In the data below, find each line containing the string "Modern" and return it.
>> Start DATA PROVIDED
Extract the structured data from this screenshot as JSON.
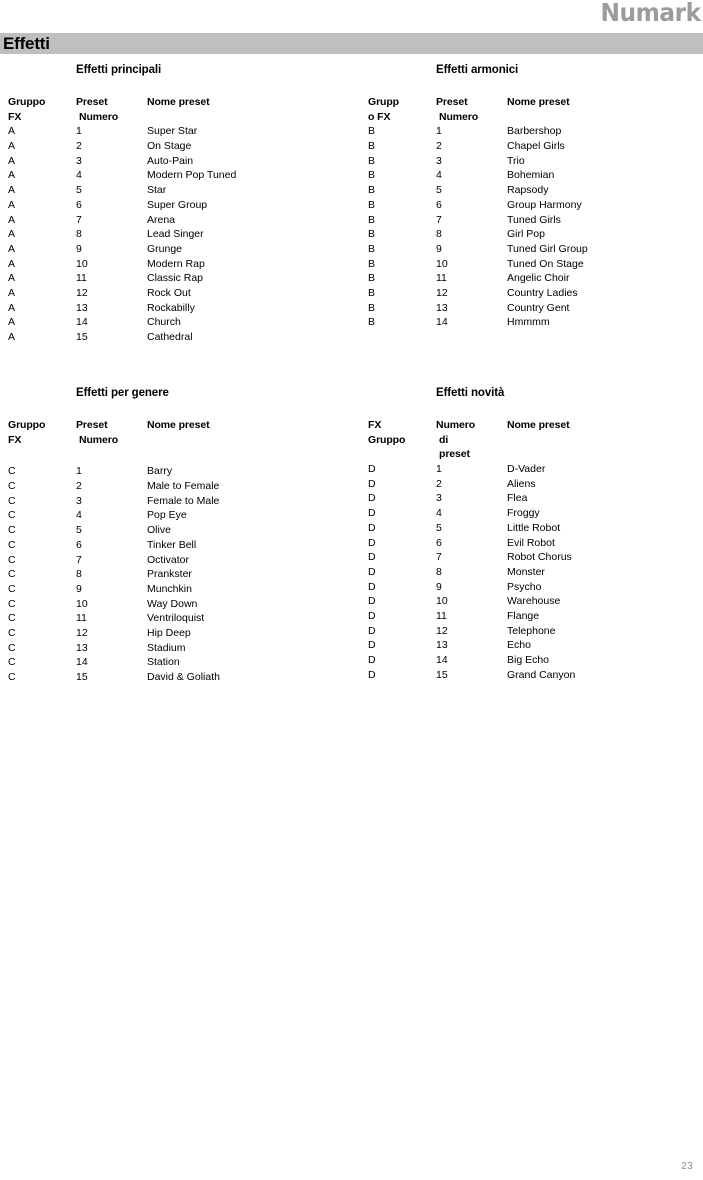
{
  "brand": {
    "logo_text": "Numark"
  },
  "chapter": {
    "title": "Effetti"
  },
  "page": {
    "number": "23"
  },
  "tables": [
    {
      "id": "effetti-principali",
      "title": "Effetti principali",
      "headers": {
        "group_line1": "Gruppo",
        "group_line2": "FX",
        "number_line1": "Preset",
        "number_line2": "Numero",
        "number_line3": "",
        "name": "Nome preset"
      },
      "gap_after_header": false,
      "rows": [
        {
          "group": "A",
          "number": "1",
          "name": "Super Star"
        },
        {
          "group": "A",
          "number": "2",
          "name": "On Stage"
        },
        {
          "group": "A",
          "number": "3",
          "name": "Auto-Pain"
        },
        {
          "group": "A",
          "number": "4",
          "name": "Modern Pop Tuned"
        },
        {
          "group": "A",
          "number": "5",
          "name": "Star"
        },
        {
          "group": "A",
          "number": "6",
          "name": "Super Group"
        },
        {
          "group": "A",
          "number": "7",
          "name": "Arena"
        },
        {
          "group": "A",
          "number": "8",
          "name": "Lead Singer"
        },
        {
          "group": "A",
          "number": "9",
          "name": "Grunge"
        },
        {
          "group": "A",
          "number": "10",
          "name": "Modern Rap"
        },
        {
          "group": "A",
          "number": "11",
          "name": "Classic Rap"
        },
        {
          "group": "A",
          "number": "12",
          "name": "Rock Out"
        },
        {
          "group": "A",
          "number": "13",
          "name": "Rockabilly"
        },
        {
          "group": "A",
          "number": "14",
          "name": "Church"
        },
        {
          "group": "A",
          "number": "15",
          "name": "Cathedral"
        }
      ]
    },
    {
      "id": "effetti-armonici",
      "title": "Effetti armonici",
      "headers": {
        "group_line1": "Grupp",
        "group_line2": "o FX",
        "number_line1": "Preset",
        "number_line2": "Numero",
        "number_line3": "",
        "name": "Nome preset"
      },
      "gap_after_header": false,
      "rows": [
        {
          "group": "B",
          "number": "1",
          "name": "Barbershop"
        },
        {
          "group": "B",
          "number": "2",
          "name": "Chapel Girls"
        },
        {
          "group": "B",
          "number": "3",
          "name": "Trio"
        },
        {
          "group": "B",
          "number": "4",
          "name": "Bohemian"
        },
        {
          "group": "B",
          "number": "5",
          "name": "Rapsody"
        },
        {
          "group": "B",
          "number": "6",
          "name": "Group Harmony"
        },
        {
          "group": "B",
          "number": "7",
          "name": "Tuned Girls"
        },
        {
          "group": "B",
          "number": "8",
          "name": "Girl Pop"
        },
        {
          "group": "B",
          "number": "9",
          "name": "Tuned Girl Group"
        },
        {
          "group": "B",
          "number": "10",
          "name": "Tuned On Stage"
        },
        {
          "group": "B",
          "number": "11",
          "name": "Angelic Choir"
        },
        {
          "group": "B",
          "number": "12",
          "name": "Country Ladies"
        },
        {
          "group": "B",
          "number": "13",
          "name": "Country Gent"
        },
        {
          "group": "B",
          "number": "14",
          "name": "Hmmmm"
        }
      ]
    },
    {
      "id": "effetti-per-genere",
      "title": "Effetti per genere",
      "headers": {
        "group_line1": "Gruppo",
        "group_line2": "FX",
        "number_line1": "Preset",
        "number_line2": "Numero",
        "number_line3": "",
        "name": "Nome preset"
      },
      "gap_after_header": true,
      "rows": [
        {
          "group": "C",
          "number": "1",
          "name": "Barry"
        },
        {
          "group": "C",
          "number": "2",
          "name": "Male to Female"
        },
        {
          "group": "C",
          "number": "3",
          "name": "Female to Male"
        },
        {
          "group": "C",
          "number": "4",
          "name": "Pop Eye"
        },
        {
          "group": "C",
          "number": "5",
          "name": "Olive"
        },
        {
          "group": "C",
          "number": "6",
          "name": "Tinker Bell"
        },
        {
          "group": "C",
          "number": "7",
          "name": "Octivator"
        },
        {
          "group": "C",
          "number": "8",
          "name": "Prankster"
        },
        {
          "group": "C",
          "number": "9",
          "name": "Munchkin"
        },
        {
          "group": "C",
          "number": "10",
          "name": "Way Down"
        },
        {
          "group": "C",
          "number": "11",
          "name": "Ventriloquist"
        },
        {
          "group": "C",
          "number": "12",
          "name": "Hip Deep"
        },
        {
          "group": "C",
          "number": "13",
          "name": "Stadium"
        },
        {
          "group": "C",
          "number": "14",
          "name": "Station"
        },
        {
          "group": "C",
          "number": "15",
          "name": "David & Goliath"
        }
      ]
    },
    {
      "id": "effetti-novita",
      "title": "Effetti novità",
      "headers": {
        "group_line1": "FX",
        "group_line2": "Gruppo",
        "number_line1": "Numero",
        "number_line2": "di",
        "number_line3": "preset",
        "name": "Nome preset"
      },
      "gap_after_header": false,
      "rows": [
        {
          "group": "D",
          "number": "1",
          "name": "D-Vader"
        },
        {
          "group": "D",
          "number": "2",
          "name": "Aliens"
        },
        {
          "group": "D",
          "number": "3",
          "name": "Flea"
        },
        {
          "group": "D",
          "number": "4",
          "name": "Froggy"
        },
        {
          "group": "D",
          "number": "5",
          "name": "Little Robot"
        },
        {
          "group": "D",
          "number": "6",
          "name": "Evil Robot"
        },
        {
          "group": "D",
          "number": "7",
          "name": "Robot Chorus"
        },
        {
          "group": "D",
          "number": "8",
          "name": "Monster"
        },
        {
          "group": "D",
          "number": "9",
          "name": "Psycho"
        },
        {
          "group": "D",
          "number": "10",
          "name": "Warehouse"
        },
        {
          "group": "D",
          "number": "11",
          "name": "Flange"
        },
        {
          "group": "D",
          "number": "12",
          "name": "Telephone"
        },
        {
          "group": "D",
          "number": "13",
          "name": "Echo"
        },
        {
          "group": "D",
          "number": "14",
          "name": "Big Echo"
        },
        {
          "group": "D",
          "number": "15",
          "name": "Grand Canyon"
        }
      ]
    }
  ]
}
>> End DATA PROVIDED
**TASK SOLUTION**.
          "name": "Modern Pop Tuned"
          "name": "Modern Rap"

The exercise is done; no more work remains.